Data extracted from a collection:
-- -- --
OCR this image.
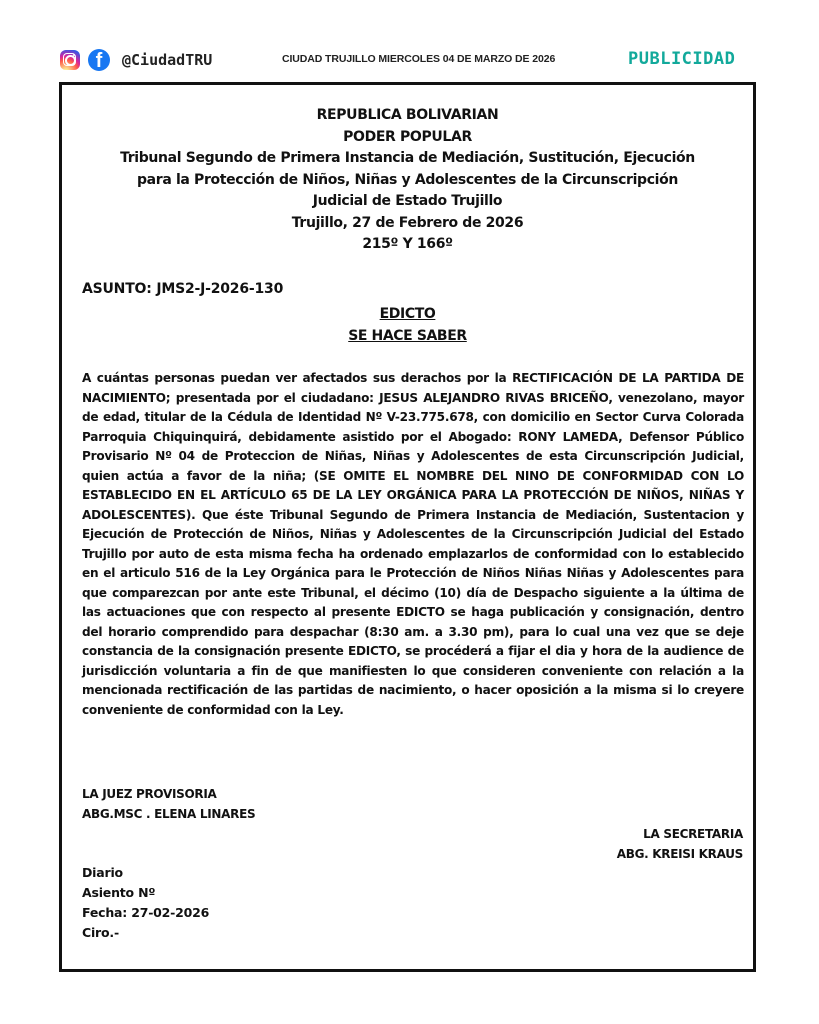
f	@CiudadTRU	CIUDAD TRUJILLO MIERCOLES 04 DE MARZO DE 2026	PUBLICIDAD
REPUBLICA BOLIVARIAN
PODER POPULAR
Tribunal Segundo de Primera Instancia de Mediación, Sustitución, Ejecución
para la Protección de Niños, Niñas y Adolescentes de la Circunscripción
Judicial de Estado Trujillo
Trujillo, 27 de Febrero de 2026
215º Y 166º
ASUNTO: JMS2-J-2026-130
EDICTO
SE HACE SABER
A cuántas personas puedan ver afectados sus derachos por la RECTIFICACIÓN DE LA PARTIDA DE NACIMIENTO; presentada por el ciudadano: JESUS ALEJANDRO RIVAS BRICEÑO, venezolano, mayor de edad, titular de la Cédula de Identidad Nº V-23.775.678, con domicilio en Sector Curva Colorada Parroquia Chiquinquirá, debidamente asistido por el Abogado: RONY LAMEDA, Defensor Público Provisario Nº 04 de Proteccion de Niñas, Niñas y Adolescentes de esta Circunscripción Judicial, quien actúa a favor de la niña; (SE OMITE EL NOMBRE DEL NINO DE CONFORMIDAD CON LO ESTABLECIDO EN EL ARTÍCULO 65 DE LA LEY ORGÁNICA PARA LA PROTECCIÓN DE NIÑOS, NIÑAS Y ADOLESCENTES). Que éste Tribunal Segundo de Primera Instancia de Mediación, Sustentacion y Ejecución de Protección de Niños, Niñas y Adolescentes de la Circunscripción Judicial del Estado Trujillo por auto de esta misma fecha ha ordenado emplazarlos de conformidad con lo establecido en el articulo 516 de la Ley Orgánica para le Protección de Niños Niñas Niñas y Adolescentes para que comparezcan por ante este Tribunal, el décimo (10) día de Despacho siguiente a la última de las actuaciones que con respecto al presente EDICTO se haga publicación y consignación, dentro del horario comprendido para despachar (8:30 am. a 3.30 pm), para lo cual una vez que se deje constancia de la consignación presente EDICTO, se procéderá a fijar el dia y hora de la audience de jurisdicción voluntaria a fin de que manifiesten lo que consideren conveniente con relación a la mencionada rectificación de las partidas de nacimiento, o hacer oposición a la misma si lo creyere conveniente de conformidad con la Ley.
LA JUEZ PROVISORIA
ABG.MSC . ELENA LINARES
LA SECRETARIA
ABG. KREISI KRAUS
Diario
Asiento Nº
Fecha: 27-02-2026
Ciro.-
-- -- --
Output the records above exactly; leave out the pictures.

OCR this image.
f	@CiudadTRU	CIUDAD TRUJILLO MIERCOLES 04 DE MARZO DE 2026	PUBLICIDAD
REPUBLICA BOLIVARIAN
PODER POPULAR
Tribunal Segundo de Primera Instancia de Mediación, Sustitución, Ejecución
para la Protección de Niños, Niñas y Adolescentes de la Circunscripción
Judicial de Estado Trujillo
Trujillo, 27 de Febrero de 2026
215º Y 166º
ASUNTO: JMS2-J-2026-130
EDICTO
SE HACE SABER
A cuántas personas puedan ver afectados sus derachos por la RECTIFICACIÓN DE LA PARTIDA DE NACIMIENTO; presentada por el ciudadano: JESUS ALEJANDRO RIVAS BRICEÑO, venezolano, mayor de edad, titular de la Cédula de Identidad Nº V-23.775.678, con domicilio en Sector Curva Colorada Parroquia Chiquinquirá, debidamente asistido por el Abogado: RONY LAMEDA, Defensor Público Provisario Nº 04 de Proteccion de Niñas, Niñas y Adolescentes de esta Circunscripción Judicial, quien actúa a favor de la niña; (SE OMITE EL NOMBRE DEL NINO DE CONFORMIDAD CON LO ESTABLECIDO EN EL ARTÍCULO 65 DE LA LEY ORGÁNICA PARA LA PROTECCIÓN DE NIÑOS, NIÑAS Y ADOLESCENTES). Que éste Tribunal Segundo de Primera Instancia de Mediación, Sustentacion y Ejecución de Protección de Niños, Niñas y Adolescentes de la Circunscripción Judicial del Estado Trujillo por auto de esta misma fecha ha ordenado emplazarlos de conformidad con lo establecido en el articulo 516 de la Ley Orgánica para le Protección de Niños Niñas Niñas y Adolescentes para que comparezcan por ante este Tribunal, el décimo (10) día de Despacho siguiente a la última de las actuaciones que con respecto al presente EDICTO se haga publicación y consignación, dentro del horario comprendido para despachar (8:30 am. a 3.30 pm), para lo cual una vez que se deje constancia de la consignación presente EDICTO, se procéderá a fijar el dia y hora de la audience de jurisdicción voluntaria a fin de que manifiesten lo que consideren conveniente con relación a la mencionada rectificación de las partidas de nacimiento, o hacer oposición a la misma si lo creyere conveniente de conformidad con la Ley.
LA JUEZ PROVISORIA
ABG.MSC . ELENA LINARES
LA SECRETARIA
ABG. KREISI KRAUS
Diario
Asiento Nº
Fecha: 27-02-2026
Ciro.-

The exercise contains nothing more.